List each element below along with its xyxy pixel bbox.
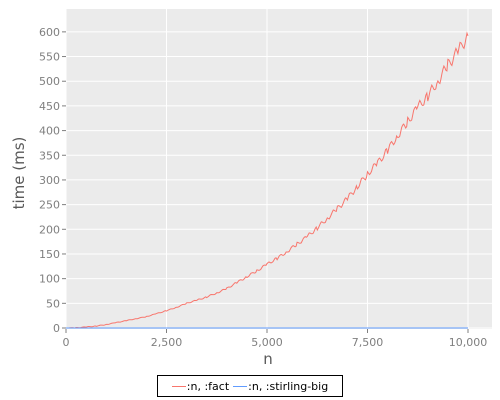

...

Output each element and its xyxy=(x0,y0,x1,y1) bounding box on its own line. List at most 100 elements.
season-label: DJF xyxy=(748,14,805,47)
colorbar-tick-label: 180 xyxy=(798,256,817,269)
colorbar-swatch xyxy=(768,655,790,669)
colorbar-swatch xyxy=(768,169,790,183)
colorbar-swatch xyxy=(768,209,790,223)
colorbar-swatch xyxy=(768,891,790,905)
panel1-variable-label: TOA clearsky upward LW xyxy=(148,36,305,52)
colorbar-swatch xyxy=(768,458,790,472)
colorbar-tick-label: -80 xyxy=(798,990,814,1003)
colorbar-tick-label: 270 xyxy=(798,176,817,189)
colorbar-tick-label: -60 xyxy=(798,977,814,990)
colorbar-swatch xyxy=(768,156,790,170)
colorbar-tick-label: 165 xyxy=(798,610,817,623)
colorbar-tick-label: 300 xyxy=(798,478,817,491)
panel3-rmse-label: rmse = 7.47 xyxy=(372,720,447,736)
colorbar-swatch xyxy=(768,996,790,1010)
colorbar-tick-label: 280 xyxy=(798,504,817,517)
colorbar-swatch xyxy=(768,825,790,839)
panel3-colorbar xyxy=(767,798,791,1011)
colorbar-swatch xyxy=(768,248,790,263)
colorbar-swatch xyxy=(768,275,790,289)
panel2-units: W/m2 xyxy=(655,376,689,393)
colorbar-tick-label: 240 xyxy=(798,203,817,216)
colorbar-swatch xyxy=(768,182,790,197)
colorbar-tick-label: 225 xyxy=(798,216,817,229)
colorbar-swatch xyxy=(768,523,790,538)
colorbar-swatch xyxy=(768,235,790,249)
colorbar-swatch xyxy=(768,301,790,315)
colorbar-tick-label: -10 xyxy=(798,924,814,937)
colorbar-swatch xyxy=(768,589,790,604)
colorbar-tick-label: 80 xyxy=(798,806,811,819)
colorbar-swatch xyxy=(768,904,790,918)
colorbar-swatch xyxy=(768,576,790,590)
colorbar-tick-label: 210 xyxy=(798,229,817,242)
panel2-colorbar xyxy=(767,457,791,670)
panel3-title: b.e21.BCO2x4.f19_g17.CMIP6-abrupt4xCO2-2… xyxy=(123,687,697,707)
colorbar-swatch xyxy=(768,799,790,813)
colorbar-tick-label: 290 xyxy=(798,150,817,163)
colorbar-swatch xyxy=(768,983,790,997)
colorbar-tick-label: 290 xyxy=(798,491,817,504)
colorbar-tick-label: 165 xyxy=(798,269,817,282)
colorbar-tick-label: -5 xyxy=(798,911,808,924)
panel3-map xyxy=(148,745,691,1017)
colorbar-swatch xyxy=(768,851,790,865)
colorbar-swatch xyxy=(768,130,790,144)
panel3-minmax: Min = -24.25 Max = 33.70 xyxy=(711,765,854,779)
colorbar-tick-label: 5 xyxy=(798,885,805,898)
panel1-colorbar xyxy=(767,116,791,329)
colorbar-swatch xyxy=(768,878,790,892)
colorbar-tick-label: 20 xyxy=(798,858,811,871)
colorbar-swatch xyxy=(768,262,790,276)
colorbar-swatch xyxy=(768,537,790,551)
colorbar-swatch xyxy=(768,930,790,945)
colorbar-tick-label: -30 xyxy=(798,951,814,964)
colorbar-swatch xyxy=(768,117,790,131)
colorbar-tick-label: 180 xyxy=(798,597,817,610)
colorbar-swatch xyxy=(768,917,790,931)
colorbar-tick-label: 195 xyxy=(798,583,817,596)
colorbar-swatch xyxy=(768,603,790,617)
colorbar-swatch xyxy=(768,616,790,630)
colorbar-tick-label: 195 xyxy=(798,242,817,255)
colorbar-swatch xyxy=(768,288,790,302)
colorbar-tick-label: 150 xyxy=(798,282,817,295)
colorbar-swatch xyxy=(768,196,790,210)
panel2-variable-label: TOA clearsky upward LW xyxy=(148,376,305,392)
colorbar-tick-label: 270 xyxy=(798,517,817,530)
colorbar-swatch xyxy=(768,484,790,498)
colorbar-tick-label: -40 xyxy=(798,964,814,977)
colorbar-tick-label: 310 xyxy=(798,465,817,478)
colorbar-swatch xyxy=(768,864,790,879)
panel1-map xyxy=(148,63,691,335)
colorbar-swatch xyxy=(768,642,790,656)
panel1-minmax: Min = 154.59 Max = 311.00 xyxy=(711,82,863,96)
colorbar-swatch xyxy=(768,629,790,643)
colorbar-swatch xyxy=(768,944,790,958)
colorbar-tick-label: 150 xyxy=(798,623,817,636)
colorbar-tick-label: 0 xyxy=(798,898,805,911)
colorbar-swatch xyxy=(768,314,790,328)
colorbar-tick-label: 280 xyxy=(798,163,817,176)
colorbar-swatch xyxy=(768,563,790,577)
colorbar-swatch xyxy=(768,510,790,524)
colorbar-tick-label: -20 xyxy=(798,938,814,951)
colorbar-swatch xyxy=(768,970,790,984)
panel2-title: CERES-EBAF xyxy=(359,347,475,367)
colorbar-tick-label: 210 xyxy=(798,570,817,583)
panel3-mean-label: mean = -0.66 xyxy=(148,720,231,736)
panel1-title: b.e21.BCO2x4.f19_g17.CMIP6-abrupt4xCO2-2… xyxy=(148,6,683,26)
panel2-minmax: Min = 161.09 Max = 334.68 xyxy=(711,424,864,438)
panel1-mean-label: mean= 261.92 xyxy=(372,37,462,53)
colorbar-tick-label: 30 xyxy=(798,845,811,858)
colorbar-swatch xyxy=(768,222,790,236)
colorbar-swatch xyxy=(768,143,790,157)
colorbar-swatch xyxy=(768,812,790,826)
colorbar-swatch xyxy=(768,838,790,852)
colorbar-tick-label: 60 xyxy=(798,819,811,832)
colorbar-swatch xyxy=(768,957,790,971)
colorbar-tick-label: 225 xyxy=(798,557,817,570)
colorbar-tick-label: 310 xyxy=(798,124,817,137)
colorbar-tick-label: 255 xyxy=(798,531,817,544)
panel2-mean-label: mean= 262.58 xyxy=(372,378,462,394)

## EXERCISE INSTRUCTIONS
In the material above, rewrite everything from "Output each element" down to "colorbar-tick-label: -60 xyxy=(798,977,814,990)", renaming "colorbar-swatch" to "colorbar-patch" wherever it occurs and leaving all else unchanged.

## RIGHT ANSWER
Output each element and its xyxy=(x0,y0,x1,y1) bounding box on its own line. List at most 100 elements.
season-label: DJF xyxy=(748,14,805,47)
colorbar-tick-label: 180 xyxy=(798,256,817,269)
colorbar-patch xyxy=(768,655,790,669)
colorbar-patch xyxy=(768,169,790,183)
colorbar-patch xyxy=(768,209,790,223)
colorbar-patch xyxy=(768,891,790,905)
panel1-variable-label: TOA clearsky upward LW xyxy=(148,36,305,52)
colorbar-patch xyxy=(768,458,790,472)
colorbar-tick-label: -80 xyxy=(798,990,814,1003)
colorbar-tick-label: 270 xyxy=(798,176,817,189)
colorbar-tick-label: -60 xyxy=(798,977,814,990)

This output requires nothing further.